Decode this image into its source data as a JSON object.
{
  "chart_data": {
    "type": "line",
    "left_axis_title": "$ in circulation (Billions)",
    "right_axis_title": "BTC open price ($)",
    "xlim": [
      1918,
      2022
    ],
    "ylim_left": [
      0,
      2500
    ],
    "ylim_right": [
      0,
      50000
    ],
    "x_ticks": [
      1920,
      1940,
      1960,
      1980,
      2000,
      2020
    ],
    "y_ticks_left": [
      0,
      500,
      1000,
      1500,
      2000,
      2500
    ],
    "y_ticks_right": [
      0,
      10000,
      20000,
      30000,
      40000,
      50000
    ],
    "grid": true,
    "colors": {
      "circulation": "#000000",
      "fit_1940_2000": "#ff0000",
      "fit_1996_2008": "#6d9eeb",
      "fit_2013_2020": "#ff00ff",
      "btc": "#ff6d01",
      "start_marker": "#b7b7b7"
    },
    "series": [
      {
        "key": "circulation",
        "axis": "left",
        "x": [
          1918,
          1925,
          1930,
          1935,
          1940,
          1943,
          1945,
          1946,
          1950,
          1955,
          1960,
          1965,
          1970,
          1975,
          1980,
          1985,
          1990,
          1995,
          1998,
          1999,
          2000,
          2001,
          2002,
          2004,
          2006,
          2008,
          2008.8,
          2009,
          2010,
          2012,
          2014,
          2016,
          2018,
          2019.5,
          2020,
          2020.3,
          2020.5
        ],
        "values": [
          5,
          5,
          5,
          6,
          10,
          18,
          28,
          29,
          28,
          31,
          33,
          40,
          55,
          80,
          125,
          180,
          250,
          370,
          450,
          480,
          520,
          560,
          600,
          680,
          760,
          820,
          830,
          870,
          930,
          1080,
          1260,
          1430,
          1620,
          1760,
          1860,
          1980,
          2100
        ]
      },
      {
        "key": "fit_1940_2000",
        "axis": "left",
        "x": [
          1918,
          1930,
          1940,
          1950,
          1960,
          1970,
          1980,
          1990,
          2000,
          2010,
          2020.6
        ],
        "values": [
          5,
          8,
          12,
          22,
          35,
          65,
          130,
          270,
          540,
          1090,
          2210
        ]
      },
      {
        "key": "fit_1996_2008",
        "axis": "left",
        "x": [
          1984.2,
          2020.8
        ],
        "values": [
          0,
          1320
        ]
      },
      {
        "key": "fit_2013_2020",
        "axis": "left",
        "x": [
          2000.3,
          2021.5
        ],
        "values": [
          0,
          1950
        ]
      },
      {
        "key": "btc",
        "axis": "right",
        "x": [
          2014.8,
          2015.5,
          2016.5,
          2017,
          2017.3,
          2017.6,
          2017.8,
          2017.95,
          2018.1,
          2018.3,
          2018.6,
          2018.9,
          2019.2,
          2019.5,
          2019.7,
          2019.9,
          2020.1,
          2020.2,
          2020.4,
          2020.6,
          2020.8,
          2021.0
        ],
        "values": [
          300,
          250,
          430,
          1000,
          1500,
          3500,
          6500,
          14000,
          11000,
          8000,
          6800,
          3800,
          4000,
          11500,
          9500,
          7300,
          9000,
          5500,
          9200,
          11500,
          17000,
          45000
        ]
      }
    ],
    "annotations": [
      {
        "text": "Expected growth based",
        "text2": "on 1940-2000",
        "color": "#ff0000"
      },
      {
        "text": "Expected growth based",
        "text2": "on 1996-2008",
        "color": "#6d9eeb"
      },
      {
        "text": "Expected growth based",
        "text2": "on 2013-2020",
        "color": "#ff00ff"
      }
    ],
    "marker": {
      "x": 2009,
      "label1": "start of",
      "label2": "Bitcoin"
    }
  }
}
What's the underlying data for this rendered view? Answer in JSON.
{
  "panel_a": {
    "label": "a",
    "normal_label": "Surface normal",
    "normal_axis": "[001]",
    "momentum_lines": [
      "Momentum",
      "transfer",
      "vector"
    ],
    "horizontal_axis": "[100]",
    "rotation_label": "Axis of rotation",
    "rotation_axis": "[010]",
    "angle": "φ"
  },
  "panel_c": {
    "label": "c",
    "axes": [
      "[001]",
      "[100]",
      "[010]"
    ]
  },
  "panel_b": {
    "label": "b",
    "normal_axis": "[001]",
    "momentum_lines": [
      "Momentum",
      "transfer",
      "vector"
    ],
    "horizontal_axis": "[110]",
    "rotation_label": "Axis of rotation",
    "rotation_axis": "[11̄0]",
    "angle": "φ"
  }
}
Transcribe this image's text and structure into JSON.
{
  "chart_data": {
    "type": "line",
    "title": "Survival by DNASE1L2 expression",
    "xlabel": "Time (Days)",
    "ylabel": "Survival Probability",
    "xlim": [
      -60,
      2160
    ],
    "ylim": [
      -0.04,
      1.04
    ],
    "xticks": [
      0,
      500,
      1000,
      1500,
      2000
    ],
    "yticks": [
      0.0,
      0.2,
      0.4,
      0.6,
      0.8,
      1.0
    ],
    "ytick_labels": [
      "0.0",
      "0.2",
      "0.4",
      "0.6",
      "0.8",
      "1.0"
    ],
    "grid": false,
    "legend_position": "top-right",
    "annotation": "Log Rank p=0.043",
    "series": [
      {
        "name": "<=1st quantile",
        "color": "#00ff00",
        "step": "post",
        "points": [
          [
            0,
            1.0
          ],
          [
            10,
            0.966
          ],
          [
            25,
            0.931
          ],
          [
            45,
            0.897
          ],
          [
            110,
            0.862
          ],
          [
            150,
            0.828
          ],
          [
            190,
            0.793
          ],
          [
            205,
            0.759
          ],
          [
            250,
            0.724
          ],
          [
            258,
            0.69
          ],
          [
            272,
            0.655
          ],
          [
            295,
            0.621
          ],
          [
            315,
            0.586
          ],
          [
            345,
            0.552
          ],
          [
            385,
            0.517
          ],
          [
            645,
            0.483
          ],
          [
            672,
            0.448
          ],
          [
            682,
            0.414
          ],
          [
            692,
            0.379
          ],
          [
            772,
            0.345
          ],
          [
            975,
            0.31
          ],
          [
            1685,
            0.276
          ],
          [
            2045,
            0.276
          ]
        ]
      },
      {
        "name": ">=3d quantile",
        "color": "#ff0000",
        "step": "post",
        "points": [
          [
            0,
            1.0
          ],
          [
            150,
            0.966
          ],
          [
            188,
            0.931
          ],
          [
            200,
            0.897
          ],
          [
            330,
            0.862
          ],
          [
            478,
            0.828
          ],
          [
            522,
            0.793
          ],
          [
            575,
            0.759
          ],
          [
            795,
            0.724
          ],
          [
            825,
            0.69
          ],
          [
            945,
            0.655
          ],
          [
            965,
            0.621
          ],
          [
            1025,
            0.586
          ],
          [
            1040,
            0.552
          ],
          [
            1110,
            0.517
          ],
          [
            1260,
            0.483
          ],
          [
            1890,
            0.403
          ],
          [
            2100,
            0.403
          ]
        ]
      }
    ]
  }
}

★ ★ ★ ★

■ The request ■
Quote the listing in full, please, keeping every line exact.

■ In response ■
Decode this image into its source data as a JSON object.
{
  "chart_data": {
    "type": "line",
    "left_axis_title": "$ in circulation (Billions)",
    "right_axis_title": "BTC open price ($)",
    "xlim": [
      1918,
      2022
    ],
    "ylim_left": [
      0,
      2500
    ],
    "ylim_right": [
      0,
      50000
    ],
    "x_ticks": [
      1920,
      1940,
      1960,
      1980,
      2000,
      2020
    ],
    "y_ticks_left": [
      0,
      500,
      1000,
      1500,
      2000,
      2500
    ],
    "y_ticks_right": [
      0,
      10000,
      20000,
      30000,
      40000,
      50000
    ],
    "grid": true,
    "colors": {
      "circulation": "#000000",
      "fit_1940_2000": "#ff0000",
      "fit_1996_2008": "#6d9eeb",
      "fit_2013_2020": "#ff00ff",
      "btc": "#ff6d01",
      "start_marker": "#b7b7b7"
    },
    "series": [
      {
        "key": "circulation",
        "axis": "left",
        "x": [
          1918,
          1925,
          1930,
          1935,
          1940,
          1943,
          1945,
          1946,
          1950,
          1955,
          1960,
          1965,
          1970,
          1975,
          1980,
          1985,
          1990,
          1995,
          1998,
          1999,
          2000,
          2001,
          2002,
          2004,
          2006,
          2008,
          2008.8,
          2009,
          2010,
          2012,
          2014,
          2016,
          2018,
          2019.5,
          2020,
          2020.3,
          2020.5
        ],
        "values": [
          5,
          5,
          5,
          6,
          10,
          18,
          28,
          29,
          28,
          31,
          33,
          40,
          55,
          80,
          125,
          180,
          250,
          370,
          450,
          480,
          520,
          560,
          600,
          680,
          760,
          820,
          830,
          870,
          930,
          1080,
          1260,
          1430,
          1620,
          1760,
          1860,
          1980,
          2100
        ]
      },
      {
        "key": "fit_1940_2000",
        "axis": "left",
        "x": [
          1918,
          1930,
          1940,
          1950,
          1960,
          1970,
          1980,
          1990,
          2000,
          2010,
          2020.6
        ],
        "values": [
          5,
          8,
          12,
          22,
          35,
          65,
          130,
          270,
          540,
          1090,
          2210
        ]
      },
      {
        "key": "fit_1996_2008",
        "axis": "left",
        "x": [
          1984.2,
          2020.8
        ],
        "values": [
          0,
          1320
        ]
      },
      {
        "key": "fit_2013_2020",
        "axis": "left",
        "x": [
          2000.3,
          2021.5
        ],
        "values": [
          0,
          1950
        ]
      },
      {
        "key": "btc",
        "axis": "right",
        "x": [
          2014.8,
          2015.5,
          2016.5,
          2017,
          2017.3,
          2017.6,
          2017.8,
          2017.95,
          2018.1,
          2018.3,
          2018.6,
          2018.9,
          2019.2,
          2019.5,
          2019.7,
          2019.9,
          2020.1,
          2020.2,
          2020.4,
          2020.6,
          2020.8,
          2021.0
        ],
        "values": [
          300,
          250,
          430,
          1000,
          1500,
          3500,
          6500,
          14000,
          11000,
          8000,
          6800,
          3800,
          4000,
          11500,
          9500,
          7300,
          9000,
          5500,
          9200,
          11500,
          17000,
          45000
        ]
      }
    ],
    "annotations": [
      {
        "text": "Expected growth based",
        "text2": "on 1940-2000",
        "color": "#ff0000"
      },
      {
        "text": "Expected growth based",
        "text2": "on 1996-2008",
        "color": "#6d9eeb"
      },
      {
        "text": "Expected growth based",
        "text2": "on 2013-2020",
        "color": "#ff00ff"
      }
    ],
    "marker": {
      "x": 2009,
      "label1": "start of",
      "label2": "Bitcoin"
    }
  }
}
What's the underlying data for this rendered view? Answer in JSON.
{
  "panel_a": {
    "label": "a",
    "normal_label": "Surface normal",
    "normal_axis": "[001]",
    "momentum_lines": [
      "Momentum",
      "transfer",
      "vector"
    ],
    "horizontal_axis": "[100]",
    "rotation_label": "Axis of rotation",
    "rotation_axis": "[010]",
    "angle": "φ"
  },
  "panel_c": {
    "label": "c",
    "axes": [
      "[001]",
      "[100]",
      "[010]"
    ]
  },
  "panel_b": {
    "label": "b",
    "normal_axis": "[001]",
    "momentum_lines": [
      "Momentum",
      "transfer",
      "vector"
    ],
    "horizontal_axis": "[110]",
    "rotation_label": "Axis of rotation",
    "rotation_axis": "[11̄0]",
    "angle": "φ"
  }
}
Transcribe this image's text and structure into JSON.
{
  "chart_data": {
    "type": "line",
    "title": "Survival by DNASE1L2 expression",
    "xlabel": "Time (Days)",
    "ylabel": "Survival Probability",
    "xlim": [
      -60,
      2160
    ],
    "ylim": [
      -0.04,
      1.04
    ],
    "xticks": [
      0,
      500,
      1000,
      1500,
      2000
    ],
    "yticks": [
      0.0,
      0.2,
      0.4,
      0.6,
      0.8,
      1.0
    ],
    "ytick_labels": [
      "0.0",
      "0.2",
      "0.4",
      "0.6",
      "0.8",
      "1.0"
    ],
    "grid": false,
    "legend_position": "top-right",
    "annotation": "Log Rank p=0.043",
    "series": [
      {
        "name": "<=1st quantile",
        "color": "#00ff00",
        "step": "post",
        "points": [
          [
            0,
            1.0
          ],
          [
            10,
            0.966
          ],
          [
            25,
            0.931
          ],
          [
            45,
            0.897
          ],
          [
            110,
            0.862
          ],
          [
            150,
            0.828
          ],
          [
            190,
            0.793
          ],
          [
            205,
            0.759
          ],
          [
            250,
            0.724
          ],
          [
            258,
            0.69
          ],
          [
            272,
            0.655
          ],
          [
            295,
            0.621
          ],
          [
            315,
            0.586
          ],
          [
            345,
            0.552
          ],
          [
            385,
            0.517
          ],
          [
            645,
            0.483
          ],
          [
            672,
            0.448
          ],
          [
            682,
            0.414
          ],
          [
            692,
            0.379
          ],
          [
            772,
            0.345
          ],
          [
            975,
            0.31
          ],
          [
            1685,
            0.276
          ],
          [
            2045,
            0.276
          ]
        ]
      },
      {
        "name": ">=3d quantile",
        "color": "#ff0000",
        "step": "post",
        "points": [
          [
            0,
            1.0
          ],
          [
            150,
            0.966
          ],
          [
            188,
            0.931
          ],
          [
            200,
            0.897
          ],
          [
            330,
            0.862
          ],
          [
            478,
            0.828
          ],
          [
            522,
            0.793
          ],
          [
            575,
            0.759
          ],
          [
            795,
            0.724
          ],
          [
            825,
            0.69
          ],
          [
            945,
            0.655
          ],
          [
            965,
            0.621
          ],
          [
            1025,
            0.586
          ],
          [
            1040,
            0.552
          ],
          [
            1110,
            0.517
          ],
          [
            1260,
            0.483
          ],
          [
            1890,
            0.403
          ],
          [
            2100,
            0.403
          ]
        ]
      }
    ]
  }
}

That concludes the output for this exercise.